▶ WHAT THE TASK ASKS
Count, in the entries below, the lines in which "title" occurs. Give the number, nothing more.

▶ SUPPLIED ENTRIES
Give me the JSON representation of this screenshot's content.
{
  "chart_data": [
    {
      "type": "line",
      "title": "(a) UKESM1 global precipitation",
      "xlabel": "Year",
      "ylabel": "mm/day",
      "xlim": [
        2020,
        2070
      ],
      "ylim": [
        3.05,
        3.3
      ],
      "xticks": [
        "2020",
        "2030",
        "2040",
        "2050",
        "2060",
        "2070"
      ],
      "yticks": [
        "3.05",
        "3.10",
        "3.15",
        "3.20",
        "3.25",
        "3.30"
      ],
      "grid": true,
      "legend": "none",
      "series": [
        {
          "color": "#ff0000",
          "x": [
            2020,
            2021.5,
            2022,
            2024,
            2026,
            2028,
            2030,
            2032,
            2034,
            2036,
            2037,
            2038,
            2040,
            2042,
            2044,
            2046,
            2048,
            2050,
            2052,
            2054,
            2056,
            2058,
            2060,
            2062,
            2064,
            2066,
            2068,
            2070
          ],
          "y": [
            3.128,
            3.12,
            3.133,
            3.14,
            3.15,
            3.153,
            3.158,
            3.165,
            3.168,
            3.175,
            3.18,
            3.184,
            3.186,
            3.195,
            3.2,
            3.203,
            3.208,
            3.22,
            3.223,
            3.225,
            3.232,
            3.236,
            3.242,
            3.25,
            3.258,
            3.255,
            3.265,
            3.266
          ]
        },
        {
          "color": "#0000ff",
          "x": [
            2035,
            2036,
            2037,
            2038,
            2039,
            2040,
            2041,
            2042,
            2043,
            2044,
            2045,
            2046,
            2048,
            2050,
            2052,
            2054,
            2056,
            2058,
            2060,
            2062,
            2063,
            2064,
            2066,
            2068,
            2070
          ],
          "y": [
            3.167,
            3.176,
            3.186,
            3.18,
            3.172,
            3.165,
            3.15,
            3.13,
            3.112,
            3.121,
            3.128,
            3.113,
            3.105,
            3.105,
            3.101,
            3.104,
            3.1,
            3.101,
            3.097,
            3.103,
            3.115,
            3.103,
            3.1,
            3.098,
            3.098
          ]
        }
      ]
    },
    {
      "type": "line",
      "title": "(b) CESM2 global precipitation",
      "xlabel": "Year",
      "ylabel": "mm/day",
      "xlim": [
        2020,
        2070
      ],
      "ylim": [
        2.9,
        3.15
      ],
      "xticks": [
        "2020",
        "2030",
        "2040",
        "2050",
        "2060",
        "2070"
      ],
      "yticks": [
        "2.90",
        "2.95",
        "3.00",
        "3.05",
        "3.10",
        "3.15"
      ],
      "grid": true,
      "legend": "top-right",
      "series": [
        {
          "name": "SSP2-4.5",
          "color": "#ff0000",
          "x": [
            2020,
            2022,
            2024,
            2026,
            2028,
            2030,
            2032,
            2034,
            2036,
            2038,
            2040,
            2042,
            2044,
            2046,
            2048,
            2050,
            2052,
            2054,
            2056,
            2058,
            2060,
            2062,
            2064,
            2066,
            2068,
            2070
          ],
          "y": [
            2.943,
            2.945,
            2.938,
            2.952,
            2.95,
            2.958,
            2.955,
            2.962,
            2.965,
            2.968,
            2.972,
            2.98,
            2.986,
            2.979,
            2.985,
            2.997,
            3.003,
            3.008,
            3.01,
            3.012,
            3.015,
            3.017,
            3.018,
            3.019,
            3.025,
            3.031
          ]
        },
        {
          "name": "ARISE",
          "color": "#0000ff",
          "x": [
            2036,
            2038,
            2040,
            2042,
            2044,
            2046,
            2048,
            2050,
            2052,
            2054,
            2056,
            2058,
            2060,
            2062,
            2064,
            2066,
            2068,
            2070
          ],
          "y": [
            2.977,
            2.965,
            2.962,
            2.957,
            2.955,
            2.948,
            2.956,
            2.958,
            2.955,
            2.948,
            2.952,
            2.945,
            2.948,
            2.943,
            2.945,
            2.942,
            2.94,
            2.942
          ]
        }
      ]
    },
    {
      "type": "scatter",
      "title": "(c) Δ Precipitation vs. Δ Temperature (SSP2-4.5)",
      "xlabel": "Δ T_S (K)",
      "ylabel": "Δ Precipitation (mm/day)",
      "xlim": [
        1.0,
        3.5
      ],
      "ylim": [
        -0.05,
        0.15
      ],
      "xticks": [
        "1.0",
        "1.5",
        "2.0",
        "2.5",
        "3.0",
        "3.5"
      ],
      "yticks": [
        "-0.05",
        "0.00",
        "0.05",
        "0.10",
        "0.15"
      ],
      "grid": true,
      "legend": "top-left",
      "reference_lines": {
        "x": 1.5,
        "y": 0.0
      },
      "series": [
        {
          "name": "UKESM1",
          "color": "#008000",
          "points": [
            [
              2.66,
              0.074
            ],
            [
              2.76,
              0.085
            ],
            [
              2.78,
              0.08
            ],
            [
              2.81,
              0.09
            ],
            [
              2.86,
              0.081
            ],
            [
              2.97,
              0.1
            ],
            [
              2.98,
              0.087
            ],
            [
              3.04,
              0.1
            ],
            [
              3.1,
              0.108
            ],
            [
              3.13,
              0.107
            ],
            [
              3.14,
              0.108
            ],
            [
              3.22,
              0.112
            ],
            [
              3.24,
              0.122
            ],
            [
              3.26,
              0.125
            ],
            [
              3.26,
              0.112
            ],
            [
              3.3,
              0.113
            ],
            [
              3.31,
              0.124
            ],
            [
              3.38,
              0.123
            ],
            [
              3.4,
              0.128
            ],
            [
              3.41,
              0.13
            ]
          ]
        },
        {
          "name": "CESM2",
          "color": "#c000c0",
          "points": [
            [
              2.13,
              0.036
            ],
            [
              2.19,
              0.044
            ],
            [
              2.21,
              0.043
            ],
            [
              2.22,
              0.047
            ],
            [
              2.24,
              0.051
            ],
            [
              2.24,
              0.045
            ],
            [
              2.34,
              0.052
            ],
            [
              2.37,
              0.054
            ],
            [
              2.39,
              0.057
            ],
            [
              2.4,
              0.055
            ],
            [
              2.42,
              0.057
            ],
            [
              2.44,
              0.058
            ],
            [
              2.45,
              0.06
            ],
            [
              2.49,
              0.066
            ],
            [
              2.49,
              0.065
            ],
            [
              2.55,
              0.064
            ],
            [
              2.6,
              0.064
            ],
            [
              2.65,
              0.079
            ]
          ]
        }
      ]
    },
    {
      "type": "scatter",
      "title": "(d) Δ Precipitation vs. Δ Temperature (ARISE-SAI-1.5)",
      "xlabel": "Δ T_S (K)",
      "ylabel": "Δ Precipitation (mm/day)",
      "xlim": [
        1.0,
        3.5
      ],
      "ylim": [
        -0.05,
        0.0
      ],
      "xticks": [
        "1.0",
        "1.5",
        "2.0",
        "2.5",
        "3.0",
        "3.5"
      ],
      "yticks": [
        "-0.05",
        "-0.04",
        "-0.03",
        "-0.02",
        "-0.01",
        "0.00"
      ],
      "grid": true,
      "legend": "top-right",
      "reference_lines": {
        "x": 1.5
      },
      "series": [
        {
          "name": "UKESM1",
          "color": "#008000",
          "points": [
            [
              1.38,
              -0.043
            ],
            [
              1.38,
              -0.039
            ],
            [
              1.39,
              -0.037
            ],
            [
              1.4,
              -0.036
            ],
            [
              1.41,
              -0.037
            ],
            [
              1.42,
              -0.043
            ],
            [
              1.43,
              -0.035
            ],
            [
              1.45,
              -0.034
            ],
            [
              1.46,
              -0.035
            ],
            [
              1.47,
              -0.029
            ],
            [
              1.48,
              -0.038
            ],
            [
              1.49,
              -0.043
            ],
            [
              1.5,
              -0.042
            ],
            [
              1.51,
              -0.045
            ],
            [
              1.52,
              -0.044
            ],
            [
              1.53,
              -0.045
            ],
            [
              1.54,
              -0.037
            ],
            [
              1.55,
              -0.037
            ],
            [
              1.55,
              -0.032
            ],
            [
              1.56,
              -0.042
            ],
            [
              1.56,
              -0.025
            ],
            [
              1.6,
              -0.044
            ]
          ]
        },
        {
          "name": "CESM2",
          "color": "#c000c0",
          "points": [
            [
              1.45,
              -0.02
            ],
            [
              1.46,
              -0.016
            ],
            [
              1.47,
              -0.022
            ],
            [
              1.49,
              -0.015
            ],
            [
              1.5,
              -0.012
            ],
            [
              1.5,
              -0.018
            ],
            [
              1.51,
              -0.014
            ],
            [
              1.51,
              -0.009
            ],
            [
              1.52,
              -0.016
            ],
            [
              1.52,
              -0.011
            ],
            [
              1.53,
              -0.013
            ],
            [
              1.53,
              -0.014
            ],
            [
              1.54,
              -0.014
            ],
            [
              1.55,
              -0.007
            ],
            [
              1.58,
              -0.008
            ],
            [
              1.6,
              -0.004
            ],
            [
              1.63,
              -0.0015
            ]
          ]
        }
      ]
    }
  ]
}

▶ RESULT BELOW
4